INPUT –
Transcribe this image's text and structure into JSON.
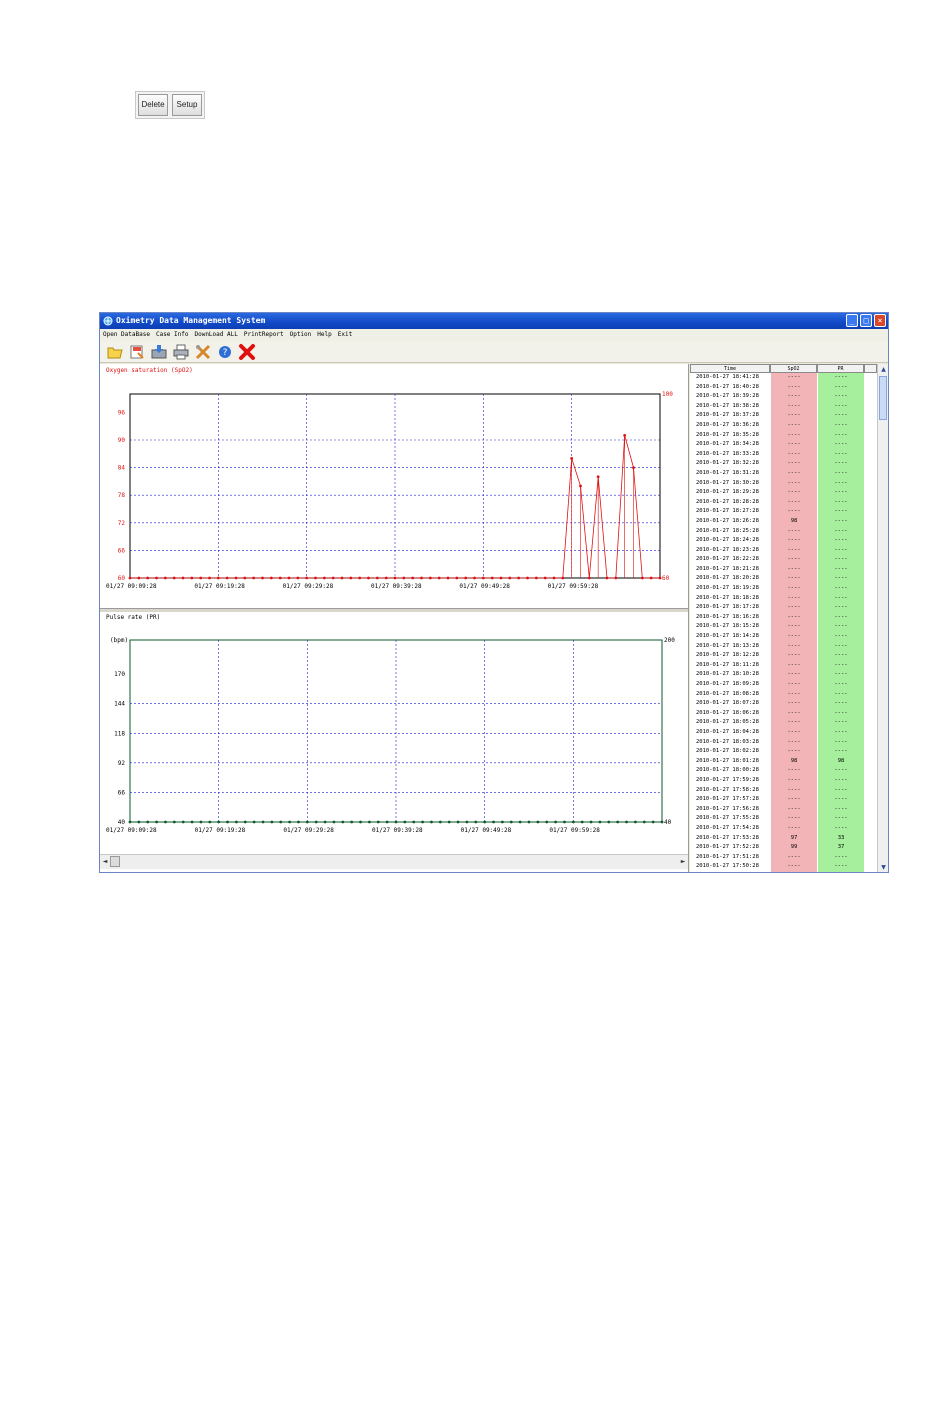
{
  "top_buttons": {
    "delete": "Delete",
    "setup": "Setup"
  },
  "window": {
    "title": "Oximetry Data Management System",
    "menu": [
      "Open DataBase",
      "Case Info",
      "DownLoad ALL",
      "PrintReport",
      "Option",
      "Help",
      "Exit"
    ],
    "toolbar_icons": [
      "open-folder-icon",
      "open-record-icon",
      "download-icon",
      "print-icon",
      "tools-icon",
      "help-icon",
      "exit-icon"
    ]
  },
  "charts": {
    "spo2_title": "Oxygen saturation (SpO2)",
    "pr_title": "Pulse rate (PR)"
  },
  "chart_data": [
    {
      "type": "line",
      "title": "Oxygen saturation (SpO2)",
      "ylabel": "",
      "yticks": [
        "96",
        "90",
        "84",
        "78",
        "72",
        "66",
        "60"
      ],
      "right_axis_labels": [
        "100",
        "60"
      ],
      "ylim": [
        60,
        100
      ],
      "xticks": [
        "01/27 09:09:28",
        "01/27 09:19:28",
        "01/27 09:29:28",
        "01/27 09:39:28",
        "01/27 09:49:28",
        "01/27 09:59:28"
      ],
      "color": "#e01010",
      "grid_color": "#2222cc",
      "axis_color": "#000000",
      "points_minutes": [
        0,
        1,
        2,
        3,
        4,
        5,
        6,
        7,
        8,
        9,
        10,
        11,
        12,
        13,
        14,
        15,
        16,
        17,
        18,
        19,
        20,
        21,
        22,
        23,
        24,
        25,
        26,
        27,
        28,
        29,
        30,
        31,
        32,
        33,
        34,
        35,
        36,
        37,
        38,
        39,
        40,
        41,
        42,
        43,
        44,
        45,
        46,
        47,
        48,
        49,
        50,
        51,
        52,
        53,
        54,
        55,
        56,
        57,
        58,
        59,
        60
      ],
      "values": [
        60,
        60,
        60,
        60,
        60,
        60,
        60,
        60,
        60,
        60,
        60,
        60,
        60,
        60,
        60,
        60,
        60,
        60,
        60,
        60,
        60,
        60,
        60,
        60,
        60,
        60,
        60,
        60,
        60,
        60,
        60,
        60,
        60,
        60,
        60,
        60,
        60,
        60,
        60,
        60,
        60,
        60,
        60,
        60,
        60,
        60,
        60,
        60,
        60,
        60,
        86,
        80,
        60,
        82,
        60,
        60,
        91,
        84,
        60,
        60,
        60
      ],
      "drop_lines_to": 60
    },
    {
      "type": "line",
      "title": "Pulse rate (PR)",
      "ylabel": "(bpm)",
      "yticks": [
        "170",
        "144",
        "118",
        "92",
        "66",
        "40"
      ],
      "right_axis_labels": [
        "200",
        "40"
      ],
      "ylim": [
        40,
        200
      ],
      "xticks": [
        "01/27 09:09:28",
        "01/27 09:19:28",
        "01/27 09:29:28",
        "01/27 09:39:28",
        "01/27 09:49:28",
        "01/27 09:59:28"
      ],
      "color": "#0a5a2a",
      "grid_color": "#2222cc",
      "axis_color": "#0a5a2a",
      "points_minutes": [
        0,
        1,
        2,
        3,
        4,
        5,
        6,
        7,
        8,
        9,
        10,
        11,
        12,
        13,
        14,
        15,
        16,
        17,
        18,
        19,
        20,
        21,
        22,
        23,
        24,
        25,
        26,
        27,
        28,
        29,
        30,
        31,
        32,
        33,
        34,
        35,
        36,
        37,
        38,
        39,
        40,
        41,
        42,
        43,
        44,
        45,
        46,
        47,
        48,
        49,
        50,
        51,
        52,
        53,
        54,
        55,
        56,
        57,
        58,
        59,
        60
      ],
      "values": [
        40,
        40,
        40,
        40,
        40,
        40,
        40,
        40,
        40,
        40,
        40,
        40,
        40,
        40,
        40,
        40,
        40,
        40,
        40,
        40,
        40,
        40,
        40,
        40,
        40,
        40,
        40,
        40,
        40,
        40,
        40,
        40,
        40,
        40,
        40,
        40,
        40,
        40,
        40,
        40,
        40,
        40,
        40,
        40,
        40,
        40,
        40,
        40,
        40,
        40,
        40,
        40,
        40,
        40,
        40,
        40,
        40,
        40,
        40,
        40,
        40
      ]
    }
  ],
  "table": {
    "headers": [
      "Time",
      "SpO2",
      "PR"
    ],
    "rows": [
      [
        "2010-01-27 18:41:28",
        "----",
        "----"
      ],
      [
        "2010-01-27 18:40:28",
        "----",
        "----"
      ],
      [
        "2010-01-27 18:39:28",
        "----",
        "----"
      ],
      [
        "2010-01-27 18:38:28",
        "----",
        "----"
      ],
      [
        "2010-01-27 18:37:28",
        "----",
        "----"
      ],
      [
        "2010-01-27 18:36:28",
        "----",
        "----"
      ],
      [
        "2010-01-27 18:35:28",
        "----",
        "----"
      ],
      [
        "2010-01-27 18:34:28",
        "----",
        "----"
      ],
      [
        "2010-01-27 18:33:28",
        "----",
        "----"
      ],
      [
        "2010-01-27 18:32:28",
        "----",
        "----"
      ],
      [
        "2010-01-27 18:31:28",
        "----",
        "----"
      ],
      [
        "2010-01-27 18:30:28",
        "----",
        "----"
      ],
      [
        "2010-01-27 18:29:28",
        "----",
        "----"
      ],
      [
        "2010-01-27 18:28:28",
        "----",
        "----"
      ],
      [
        "2010-01-27 18:27:28",
        "----",
        "----"
      ],
      [
        "2010-01-27 18:26:28",
        "98",
        "----"
      ],
      [
        "2010-01-27 18:25:28",
        "----",
        "----"
      ],
      [
        "2010-01-27 18:24:28",
        "----",
        "----"
      ],
      [
        "2010-01-27 18:23:28",
        "----",
        "----"
      ],
      [
        "2010-01-27 18:22:28",
        "----",
        "----"
      ],
      [
        "2010-01-27 18:21:28",
        "----",
        "----"
      ],
      [
        "2010-01-27 18:20:28",
        "----",
        "----"
      ],
      [
        "2010-01-27 18:19:28",
        "----",
        "----"
      ],
      [
        "2010-01-27 18:18:28",
        "----",
        "----"
      ],
      [
        "2010-01-27 18:17:28",
        "----",
        "----"
      ],
      [
        "2010-01-27 18:16:28",
        "----",
        "----"
      ],
      [
        "2010-01-27 18:15:28",
        "----",
        "----"
      ],
      [
        "2010-01-27 18:14:28",
        "----",
        "----"
      ],
      [
        "2010-01-27 18:13:28",
        "----",
        "----"
      ],
      [
        "2010-01-27 18:12:28",
        "----",
        "----"
      ],
      [
        "2010-01-27 18:11:28",
        "----",
        "----"
      ],
      [
        "2010-01-27 18:10:28",
        "----",
        "----"
      ],
      [
        "2010-01-27 18:09:28",
        "----",
        "----"
      ],
      [
        "2010-01-27 18:08:28",
        "----",
        "----"
      ],
      [
        "2010-01-27 18:07:28",
        "----",
        "----"
      ],
      [
        "2010-01-27 18:06:28",
        "----",
        "----"
      ],
      [
        "2010-01-27 18:05:28",
        "----",
        "----"
      ],
      [
        "2010-01-27 18:04:28",
        "----",
        "----"
      ],
      [
        "2010-01-27 18:03:28",
        "----",
        "----"
      ],
      [
        "2010-01-27 18:02:28",
        "----",
        "----"
      ],
      [
        "2010-01-27 18:01:28",
        "98",
        "98"
      ],
      [
        "2010-01-27 18:00:28",
        "----",
        "----"
      ],
      [
        "2010-01-27 17:59:28",
        "----",
        "----"
      ],
      [
        "2010-01-27 17:58:28",
        "----",
        "----"
      ],
      [
        "2010-01-27 17:57:28",
        "----",
        "----"
      ],
      [
        "2010-01-27 17:56:28",
        "----",
        "----"
      ],
      [
        "2010-01-27 17:55:28",
        "----",
        "----"
      ],
      [
        "2010-01-27 17:54:28",
        "----",
        "----"
      ],
      [
        "2010-01-27 17:53:28",
        "97",
        "33"
      ],
      [
        "2010-01-27 17:52:28",
        "99",
        "37"
      ],
      [
        "2010-01-27 17:51:28",
        "----",
        "----"
      ],
      [
        "2010-01-27 17:50:28",
        "----",
        "----"
      ]
    ]
  }
}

WHAT IS ASKED – Say how many lines of the data hold the string "saturation". Reply with the number alone.

RESPONSE TO THE TASK – 2